■ DIRECTIONS FOR THIS TASK
In the records that follow, show each line where the word "annotation" is present.

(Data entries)
+ + + +

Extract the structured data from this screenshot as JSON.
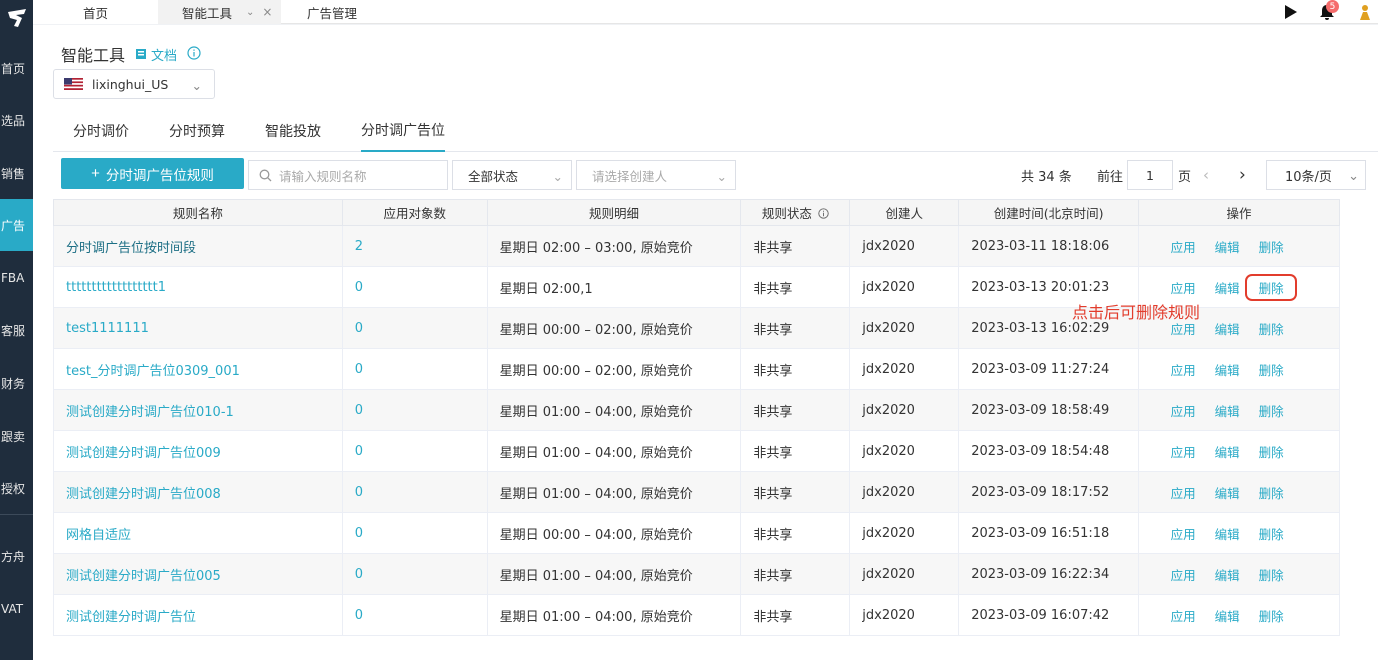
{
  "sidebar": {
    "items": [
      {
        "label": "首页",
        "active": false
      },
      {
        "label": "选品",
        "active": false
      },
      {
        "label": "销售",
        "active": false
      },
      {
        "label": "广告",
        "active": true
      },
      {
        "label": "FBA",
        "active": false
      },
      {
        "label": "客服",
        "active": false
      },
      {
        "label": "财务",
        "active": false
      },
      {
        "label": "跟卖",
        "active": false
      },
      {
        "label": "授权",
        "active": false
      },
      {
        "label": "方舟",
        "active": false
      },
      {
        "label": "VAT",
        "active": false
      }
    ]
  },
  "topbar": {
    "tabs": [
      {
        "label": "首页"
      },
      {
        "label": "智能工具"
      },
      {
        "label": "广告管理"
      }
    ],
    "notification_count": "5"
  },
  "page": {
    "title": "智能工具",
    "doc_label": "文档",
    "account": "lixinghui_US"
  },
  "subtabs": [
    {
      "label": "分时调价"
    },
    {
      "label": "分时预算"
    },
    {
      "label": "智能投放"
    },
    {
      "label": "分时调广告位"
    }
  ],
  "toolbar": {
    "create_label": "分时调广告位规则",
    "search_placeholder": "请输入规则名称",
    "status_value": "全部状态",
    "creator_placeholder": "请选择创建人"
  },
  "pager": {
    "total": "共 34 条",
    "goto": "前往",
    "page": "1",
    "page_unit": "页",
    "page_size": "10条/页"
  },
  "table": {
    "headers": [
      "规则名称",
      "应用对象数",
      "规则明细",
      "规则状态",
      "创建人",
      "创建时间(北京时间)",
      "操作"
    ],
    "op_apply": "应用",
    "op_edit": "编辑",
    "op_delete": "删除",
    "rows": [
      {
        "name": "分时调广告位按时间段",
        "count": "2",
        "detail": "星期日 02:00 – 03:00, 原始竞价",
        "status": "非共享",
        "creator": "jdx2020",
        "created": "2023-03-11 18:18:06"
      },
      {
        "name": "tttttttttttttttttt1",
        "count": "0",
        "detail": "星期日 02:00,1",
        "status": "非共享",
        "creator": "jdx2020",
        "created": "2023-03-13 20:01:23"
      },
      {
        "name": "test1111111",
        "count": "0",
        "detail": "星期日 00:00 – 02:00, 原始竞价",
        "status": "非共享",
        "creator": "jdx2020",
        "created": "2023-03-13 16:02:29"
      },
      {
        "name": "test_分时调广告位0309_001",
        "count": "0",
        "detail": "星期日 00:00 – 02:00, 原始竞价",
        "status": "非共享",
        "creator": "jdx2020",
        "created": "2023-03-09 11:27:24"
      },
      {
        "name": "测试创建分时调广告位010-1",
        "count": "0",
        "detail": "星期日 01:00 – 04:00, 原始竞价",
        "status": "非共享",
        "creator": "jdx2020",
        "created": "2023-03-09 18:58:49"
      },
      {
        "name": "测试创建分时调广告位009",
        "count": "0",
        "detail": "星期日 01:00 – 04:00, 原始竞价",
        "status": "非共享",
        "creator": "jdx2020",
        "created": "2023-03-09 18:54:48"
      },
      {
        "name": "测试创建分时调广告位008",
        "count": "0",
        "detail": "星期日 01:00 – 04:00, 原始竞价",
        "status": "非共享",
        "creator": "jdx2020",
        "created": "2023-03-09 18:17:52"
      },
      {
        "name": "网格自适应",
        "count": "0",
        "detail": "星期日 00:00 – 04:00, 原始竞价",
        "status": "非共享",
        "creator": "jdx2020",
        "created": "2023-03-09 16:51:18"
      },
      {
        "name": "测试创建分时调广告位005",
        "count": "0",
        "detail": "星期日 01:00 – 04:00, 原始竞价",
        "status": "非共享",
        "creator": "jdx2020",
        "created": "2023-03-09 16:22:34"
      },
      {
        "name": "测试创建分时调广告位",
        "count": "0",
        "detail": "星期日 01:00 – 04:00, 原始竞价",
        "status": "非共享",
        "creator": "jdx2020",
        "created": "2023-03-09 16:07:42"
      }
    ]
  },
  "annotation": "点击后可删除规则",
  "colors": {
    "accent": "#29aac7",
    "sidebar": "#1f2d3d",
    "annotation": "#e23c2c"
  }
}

+ + + +

■ EXERCISE OUTPUT
  "annotation": "点击后可删除规则",
    "annotation": "#e23c2c"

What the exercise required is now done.